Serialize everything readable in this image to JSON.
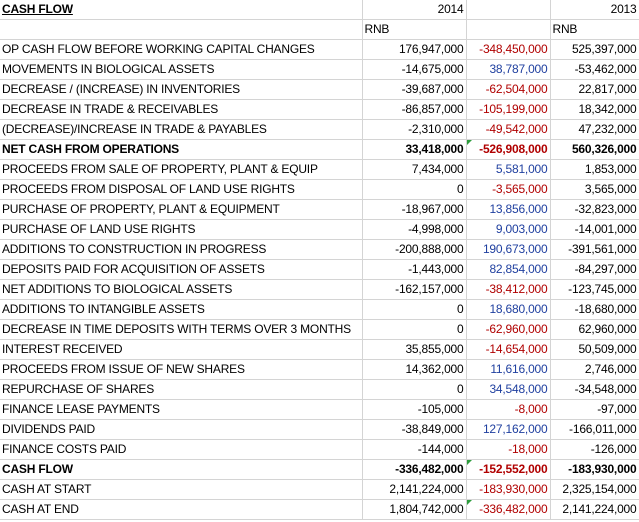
{
  "sheet": {
    "title": "CASH FLOW",
    "year_a": "2014",
    "year_b": "2013",
    "currency_a": "RNB",
    "currency_b": "RNB",
    "colors": {
      "blue": "#1f3f9f",
      "red": "#b00000",
      "flag_green": "#2e9e3e"
    },
    "rows": [
      {
        "label": "OP CASH FLOW BEFORE WORKING CAPITAL CHANGES",
        "v2014": "176,947,000",
        "diff": "-348,450,000",
        "v2013": "525,397,000",
        "diff_color": "red"
      },
      {
        "label": "MOVEMENTS IN BIOLOGICAL ASSETS",
        "v2014": "-14,675,000",
        "diff": "38,787,000",
        "v2013": "-53,462,000",
        "diff_color": "blue"
      },
      {
        "label": "DECREASE / (INCREASE) IN INVENTORIES",
        "v2014": "-39,687,000",
        "diff": "-62,504,000",
        "v2013": "22,817,000",
        "diff_color": "red"
      },
      {
        "label": "DECREASE IN TRADE & RECEIVABLES",
        "v2014": "-86,857,000",
        "diff": "-105,199,000",
        "v2013": "18,342,000",
        "diff_color": "red"
      },
      {
        "label": "(DECREASE)/INCREASE IN TRADE & PAYABLES",
        "v2014": "-2,310,000",
        "diff": "-49,542,000",
        "v2013": "47,232,000",
        "diff_color": "red"
      },
      {
        "label": "NET CASH FROM OPERATIONS",
        "v2014": "33,418,000",
        "diff": "-526,908,000",
        "v2013": "560,326,000",
        "diff_color": "red",
        "bold": true,
        "flag": true
      },
      {
        "label": "PROCEEDS FROM SALE OF PROPERTY, PLANT & EQUIP",
        "v2014": "7,434,000",
        "diff": "5,581,000",
        "v2013": "1,853,000",
        "diff_color": "blue"
      },
      {
        "label": "PROCEEDS FROM DISPOSAL OF LAND USE RIGHTS",
        "v2014": "0",
        "diff": "-3,565,000",
        "v2013": "3,565,000",
        "diff_color": "red"
      },
      {
        "label": "PURCHASE OF PROPERTY, PLANT & EQUIPMENT",
        "v2014": "-18,967,000",
        "diff": "13,856,000",
        "v2013": "-32,823,000",
        "diff_color": "blue"
      },
      {
        "label": "PURCHASE OF LAND USE RIGHTS",
        "v2014": "-4,998,000",
        "diff": "9,003,000",
        "v2013": "-14,001,000",
        "diff_color": "blue"
      },
      {
        "label": "ADDITIONS TO CONSTRUCTION IN PROGRESS",
        "v2014": "-200,888,000",
        "diff": "190,673,000",
        "v2013": "-391,561,000",
        "diff_color": "blue"
      },
      {
        "label": "DEPOSITS PAID FOR ACQUISITION OF ASSETS",
        "v2014": "-1,443,000",
        "diff": "82,854,000",
        "v2013": "-84,297,000",
        "diff_color": "blue"
      },
      {
        "label": "NET ADDITIONS TO BIOLOGICAL ASSETS",
        "v2014": "-162,157,000",
        "diff": "-38,412,000",
        "v2013": "-123,745,000",
        "diff_color": "red"
      },
      {
        "label": "ADDITIONS TO INTANGIBLE ASSETS",
        "v2014": "0",
        "diff": "18,680,000",
        "v2013": "-18,680,000",
        "diff_color": "blue"
      },
      {
        "label": "DECREASE IN TIME DEPOSITS WITH TERMS OVER 3 MONTHS",
        "v2014": "0",
        "diff": "-62,960,000",
        "v2013": "62,960,000",
        "diff_color": "red"
      },
      {
        "label": "INTEREST RECEIVED",
        "v2014": "35,855,000",
        "diff": "-14,654,000",
        "v2013": "50,509,000",
        "diff_color": "red"
      },
      {
        "label": "PROCEEDS FROM ISSUE OF NEW SHARES",
        "v2014": "14,362,000",
        "diff": "11,616,000",
        "v2013": "2,746,000",
        "diff_color": "blue"
      },
      {
        "label": "REPURCHASE OF SHARES",
        "v2014": "0",
        "diff": "34,548,000",
        "v2013": "-34,548,000",
        "diff_color": "blue"
      },
      {
        "label": "FINANCE LEASE PAYMENTS",
        "v2014": "-105,000",
        "diff": "-8,000",
        "v2013": "-97,000",
        "diff_color": "red"
      },
      {
        "label": "DIVIDENDS PAID",
        "v2014": "-38,849,000",
        "diff": "127,162,000",
        "v2013": "-166,011,000",
        "diff_color": "blue"
      },
      {
        "label": "FINANCE COSTS PAID",
        "v2014": "-144,000",
        "diff": "-18,000",
        "v2013": "-126,000",
        "diff_color": "red"
      },
      {
        "label": "CASH FLOW",
        "v2014": "-336,482,000",
        "diff": "-152,552,000",
        "v2013": "-183,930,000",
        "diff_color": "red",
        "bold": true,
        "flag": true
      },
      {
        "label": "CASH AT START",
        "v2014": "2,141,224,000",
        "diff": "-183,930,000",
        "v2013": "2,325,154,000",
        "diff_color": "red"
      },
      {
        "label": "CASH AT END",
        "v2014": "1,804,742,000",
        "diff": "-336,482,000",
        "v2013": "2,141,224,000",
        "diff_color": "red",
        "flag": true
      }
    ]
  }
}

################

## Problem details
Every line of the data should be copied as it stands, without the images.

## Answer for the task
Serialize everything readable in this image to JSON.
{
  "sheet": {
    "title": "CASH FLOW",
    "year_a": "2014",
    "year_b": "2013",
    "currency_a": "RNB",
    "currency_b": "RNB",
    "colors": {
      "blue": "#1f3f9f",
      "red": "#b00000",
      "flag_green": "#2e9e3e"
    },
    "rows": [
      {
        "label": "OP CASH FLOW BEFORE WORKING CAPITAL CHANGES",
        "v2014": "176,947,000",
        "diff": "-348,450,000",
        "v2013": "525,397,000",
        "diff_color": "red"
      },
      {
        "label": "MOVEMENTS IN BIOLOGICAL ASSETS",
        "v2014": "-14,675,000",
        "diff": "38,787,000",
        "v2013": "-53,462,000",
        "diff_color": "blue"
      },
      {
        "label": "DECREASE / (INCREASE) IN INVENTORIES",
        "v2014": "-39,687,000",
        "diff": "-62,504,000",
        "v2013": "22,817,000",
        "diff_color": "red"
      },
      {
        "label": "DECREASE IN TRADE & RECEIVABLES",
        "v2014": "-86,857,000",
        "diff": "-105,199,000",
        "v2013": "18,342,000",
        "diff_color": "red"
      },
      {
        "label": "(DECREASE)/INCREASE IN TRADE & PAYABLES",
        "v2014": "-2,310,000",
        "diff": "-49,542,000",
        "v2013": "47,232,000",
        "diff_color": "red"
      },
      {
        "label": "NET CASH FROM OPERATIONS",
        "v2014": "33,418,000",
        "diff": "-526,908,000",
        "v2013": "560,326,000",
        "diff_color": "red",
        "bold": true,
        "flag": true
      },
      {
        "label": "PROCEEDS FROM SALE OF PROPERTY, PLANT & EQUIP",
        "v2014": "7,434,000",
        "diff": "5,581,000",
        "v2013": "1,853,000",
        "diff_color": "blue"
      },
      {
        "label": "PROCEEDS FROM DISPOSAL OF LAND USE RIGHTS",
        "v2014": "0",
        "diff": "-3,565,000",
        "v2013": "3,565,000",
        "diff_color": "red"
      },
      {
        "label": "PURCHASE OF PROPERTY, PLANT & EQUIPMENT",
        "v2014": "-18,967,000",
        "diff": "13,856,000",
        "v2013": "-32,823,000",
        "diff_color": "blue"
      },
      {
        "label": "PURCHASE OF LAND USE RIGHTS",
        "v2014": "-4,998,000",
        "diff": "9,003,000",
        "v2013": "-14,001,000",
        "diff_color": "blue"
      },
      {
        "label": "ADDITIONS TO CONSTRUCTION IN PROGRESS",
        "v2014": "-200,888,000",
        "diff": "190,673,000",
        "v2013": "-391,561,000",
        "diff_color": "blue"
      },
      {
        "label": "DEPOSITS PAID FOR ACQUISITION OF ASSETS",
        "v2014": "-1,443,000",
        "diff": "82,854,000",
        "v2013": "-84,297,000",
        "diff_color": "blue"
      },
      {
        "label": "NET ADDITIONS TO BIOLOGICAL ASSETS",
        "v2014": "-162,157,000",
        "diff": "-38,412,000",
        "v2013": "-123,745,000",
        "diff_color": "red"
      },
      {
        "label": "ADDITIONS TO INTANGIBLE ASSETS",
        "v2014": "0",
        "diff": "18,680,000",
        "v2013": "-18,680,000",
        "diff_color": "blue"
      },
      {
        "label": "DECREASE IN TIME DEPOSITS WITH TERMS OVER 3 MONTHS",
        "v2014": "0",
        "diff": "-62,960,000",
        "v2013": "62,960,000",
        "diff_color": "red"
      },
      {
        "label": "INTEREST RECEIVED",
        "v2014": "35,855,000",
        "diff": "-14,654,000",
        "v2013": "50,509,000",
        "diff_color": "red"
      },
      {
        "label": "PROCEEDS FROM ISSUE OF NEW SHARES",
        "v2014": "14,362,000",
        "diff": "11,616,000",
        "v2013": "2,746,000",
        "diff_color": "blue"
      },
      {
        "label": "REPURCHASE OF SHARES",
        "v2014": "0",
        "diff": "34,548,000",
        "v2013": "-34,548,000",
        "diff_color": "blue"
      },
      {
        "label": "FINANCE LEASE PAYMENTS",
        "v2014": "-105,000",
        "diff": "-8,000",
        "v2013": "-97,000",
        "diff_color": "red"
      },
      {
        "label": "DIVIDENDS PAID",
        "v2014": "-38,849,000",
        "diff": "127,162,000",
        "v2013": "-166,011,000",
        "diff_color": "blue"
      },
      {
        "label": "FINANCE COSTS PAID",
        "v2014": "-144,000",
        "diff": "-18,000",
        "v2013": "-126,000",
        "diff_color": "red"
      },
      {
        "label": "CASH FLOW",
        "v2014": "-336,482,000",
        "diff": "-152,552,000",
        "v2013": "-183,930,000",
        "diff_color": "red",
        "bold": true,
        "flag": true
      },
      {
        "label": "CASH AT START",
        "v2014": "2,141,224,000",
        "diff": "-183,930,000",
        "v2013": "2,325,154,000",
        "diff_color": "red"
      },
      {
        "label": "CASH AT END",
        "v2014": "1,804,742,000",
        "diff": "-336,482,000",
        "v2013": "2,141,224,000",
        "diff_color": "red",
        "flag": true
      }
    ]
  }
}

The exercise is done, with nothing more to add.